>> BEGIN Given information
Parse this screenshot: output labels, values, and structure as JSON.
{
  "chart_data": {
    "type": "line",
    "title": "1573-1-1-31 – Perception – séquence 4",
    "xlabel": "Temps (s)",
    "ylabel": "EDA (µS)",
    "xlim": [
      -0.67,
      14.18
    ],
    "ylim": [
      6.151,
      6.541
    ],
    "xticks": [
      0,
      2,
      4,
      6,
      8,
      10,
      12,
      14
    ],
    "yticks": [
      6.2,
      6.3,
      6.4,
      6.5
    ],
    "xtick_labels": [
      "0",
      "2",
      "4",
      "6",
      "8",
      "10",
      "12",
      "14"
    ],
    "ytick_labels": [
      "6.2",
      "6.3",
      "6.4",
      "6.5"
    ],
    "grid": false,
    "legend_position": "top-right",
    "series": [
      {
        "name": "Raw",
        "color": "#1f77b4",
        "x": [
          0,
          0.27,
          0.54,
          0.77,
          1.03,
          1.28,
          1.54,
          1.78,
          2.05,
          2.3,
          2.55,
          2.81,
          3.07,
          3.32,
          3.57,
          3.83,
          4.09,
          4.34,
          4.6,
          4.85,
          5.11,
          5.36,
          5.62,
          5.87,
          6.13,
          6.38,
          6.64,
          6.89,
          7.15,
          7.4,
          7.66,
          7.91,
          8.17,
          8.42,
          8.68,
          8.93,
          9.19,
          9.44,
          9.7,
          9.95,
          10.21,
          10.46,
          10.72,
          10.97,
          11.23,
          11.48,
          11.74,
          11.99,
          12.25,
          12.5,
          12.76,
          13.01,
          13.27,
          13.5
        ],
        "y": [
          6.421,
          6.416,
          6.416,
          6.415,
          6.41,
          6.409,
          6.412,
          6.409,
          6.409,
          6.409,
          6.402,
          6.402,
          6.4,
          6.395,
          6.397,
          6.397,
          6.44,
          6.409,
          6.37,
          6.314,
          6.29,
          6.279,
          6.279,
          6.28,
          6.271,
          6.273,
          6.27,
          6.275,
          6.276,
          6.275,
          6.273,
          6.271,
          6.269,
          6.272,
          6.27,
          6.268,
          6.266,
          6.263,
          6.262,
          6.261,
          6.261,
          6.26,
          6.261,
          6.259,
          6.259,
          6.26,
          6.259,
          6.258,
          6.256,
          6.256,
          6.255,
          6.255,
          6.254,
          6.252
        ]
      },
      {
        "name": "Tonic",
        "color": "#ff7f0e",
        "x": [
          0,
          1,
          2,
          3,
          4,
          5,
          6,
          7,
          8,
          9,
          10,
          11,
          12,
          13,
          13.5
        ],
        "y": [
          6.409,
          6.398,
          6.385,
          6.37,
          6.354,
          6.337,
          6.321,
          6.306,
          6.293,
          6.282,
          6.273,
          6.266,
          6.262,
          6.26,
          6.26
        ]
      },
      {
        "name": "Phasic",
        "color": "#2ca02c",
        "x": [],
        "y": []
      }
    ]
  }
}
>> END Given information
**Task statement**
Copy each line above that contains the word "color".

**Result of this task**
        "color": "#1f77b4",
        "color": "#ff7f0e",
        "color": "#2ca02c",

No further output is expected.